_Aim:_ In the entries below, identify every line with the string "text" and copy it.

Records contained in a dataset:
⁂
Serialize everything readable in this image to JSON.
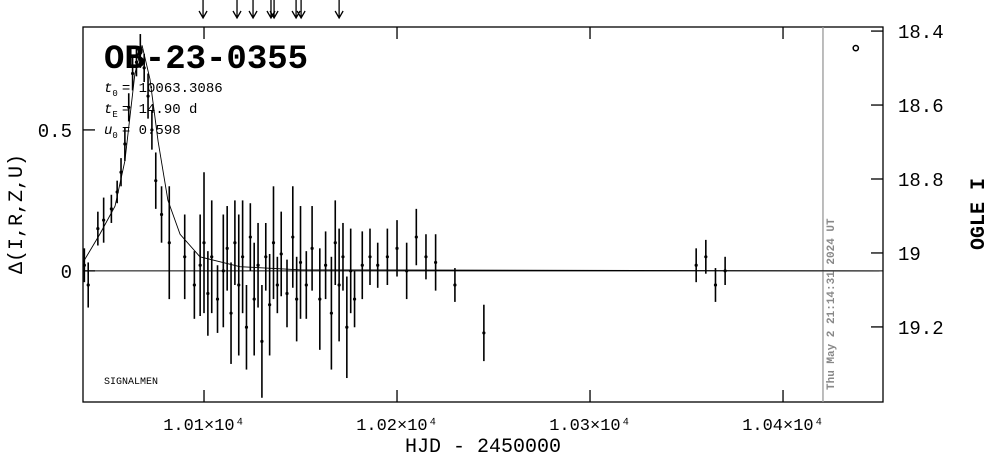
{
  "chart_data": {
    "type": "scatter",
    "title": "OB-23-0355",
    "params": [
      {
        "symbol": "t",
        "sub": "0",
        "text": "= 10063.3086"
      },
      {
        "symbol": "t",
        "sub": "E",
        "text": "= 14.90 d"
      },
      {
        "symbol": "u",
        "sub": "0",
        "text": "= 0.598"
      }
    ],
    "footer_note": "SIGNALMEN",
    "timestamp": "Thu May  2 21:14:31 2024 UT",
    "x_label": "HJD - 2450000",
    "y_label": "Δ(I,R,Z,U)",
    "y2_label": "OGLE I",
    "xlim": [
      10037.3,
      10451.8
    ],
    "xticks": [
      {
        "value": 10100,
        "label": "1.01×10⁴"
      },
      {
        "value": 10200,
        "label": "1.02×10⁴"
      },
      {
        "value": 10300,
        "label": "1.03×10⁴"
      },
      {
        "value": 10400,
        "label": "1.04×10⁴"
      }
    ],
    "ylim": [
      -0.465,
      0.865
    ],
    "yticks": [
      0,
      0.5
    ],
    "y2lim": [
      19.403,
      18.389
    ],
    "y2ticks": [
      18.4,
      18.6,
      18.8,
      19,
      19.2
    ],
    "arrows": [
      10099.5,
      10117.1,
      10125.4,
      10134.7,
      10136.3,
      10147.7,
      10150.3,
      10170.0
    ],
    "now_line": 10420.7,
    "marker_point": {
      "x": 10437.7,
      "y": 0.79
    },
    "model": {
      "x": [
        10037.3,
        10046,
        10053.9,
        10059,
        10064.2,
        10067.9,
        10072,
        10076.2,
        10081.3,
        10087.6,
        10097.9,
        10118.6,
        10149.7,
        10450
      ],
      "values": [
        0.03,
        0.13,
        0.23,
        0.39,
        0.7,
        0.8,
        0.68,
        0.46,
        0.25,
        0.13,
        0.05,
        0.015,
        0.004,
        0
      ]
    },
    "series": [
      {
        "color": "#000000",
        "x": [
          10038,
          10040,
          10045,
          10048,
          10052,
          10055,
          10057,
          10059,
          10061,
          10063,
          10065,
          10067,
          10069,
          10071,
          10073,
          10075,
          10078,
          10082,
          10090,
          10095,
          10098,
          10100,
          10102,
          10104,
          10107,
          10110,
          10112,
          10114,
          10116,
          10118,
          10120,
          10122,
          10124,
          10126,
          10128,
          10130,
          10132,
          10134,
          10136,
          10138,
          10140,
          10143,
          10146,
          10148,
          10150,
          10153,
          10156,
          10160,
          10163,
          10166,
          10168,
          10170,
          10172,
          10174,
          10176,
          10178,
          10182,
          10186,
          10190,
          10195,
          10200,
          10205,
          10210,
          10215,
          10220,
          10230,
          10245,
          10355,
          10360,
          10365,
          10370
        ],
        "values": [
          0.02,
          -0.05,
          0.15,
          0.18,
          0.22,
          0.28,
          0.35,
          0.45,
          0.58,
          0.7,
          0.74,
          0.78,
          0.72,
          0.62,
          0.5,
          0.32,
          0.2,
          0.1,
          0.05,
          -0.05,
          0.02,
          0.1,
          -0.08,
          0.05,
          -0.1,
          0.0,
          0.08,
          -0.15,
          0.1,
          -0.05,
          0.05,
          -0.2,
          0.12,
          -0.1,
          0.02,
          -0.25,
          0.05,
          -0.12,
          0.1,
          -0.05,
          0.06,
          -0.08,
          0.12,
          -0.1,
          0.03,
          -0.05,
          0.08,
          -0.1,
          0.02,
          -0.15,
          0.1,
          -0.05,
          0.05,
          -0.2,
          0.0,
          -0.1,
          0.02,
          0.05,
          0.02,
          0.05,
          0.08,
          0.0,
          0.12,
          0.05,
          0.03,
          -0.05,
          -0.22,
          0.02,
          0.05,
          -0.05,
          0.0
        ],
        "errors": [
          0.06,
          0.08,
          0.06,
          0.08,
          0.05,
          0.04,
          0.05,
          0.06,
          0.05,
          0.06,
          0.05,
          0.06,
          0.05,
          0.08,
          0.07,
          0.1,
          0.1,
          0.2,
          0.15,
          0.12,
          0.18,
          0.25,
          0.15,
          0.2,
          0.12,
          0.2,
          0.15,
          0.18,
          0.15,
          0.25,
          0.2,
          0.15,
          0.12,
          0.2,
          0.15,
          0.2,
          0.12,
          0.18,
          0.2,
          0.1,
          0.15,
          0.12,
          0.18,
          0.15,
          0.2,
          0.12,
          0.15,
          0.18,
          0.12,
          0.2,
          0.15,
          0.2,
          0.12,
          0.18,
          0.15,
          0.1,
          0.12,
          0.1,
          0.08,
          0.1,
          0.1,
          0.1,
          0.1,
          0.08,
          0.1,
          0.06,
          0.1,
          0.06,
          0.06,
          0.06,
          0.05
        ]
      }
    ]
  }
}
⁂
_Task solution:_
        "text": "= 10063.3086"
        "text": "= 14.90 d"
        "text": "= 0.598"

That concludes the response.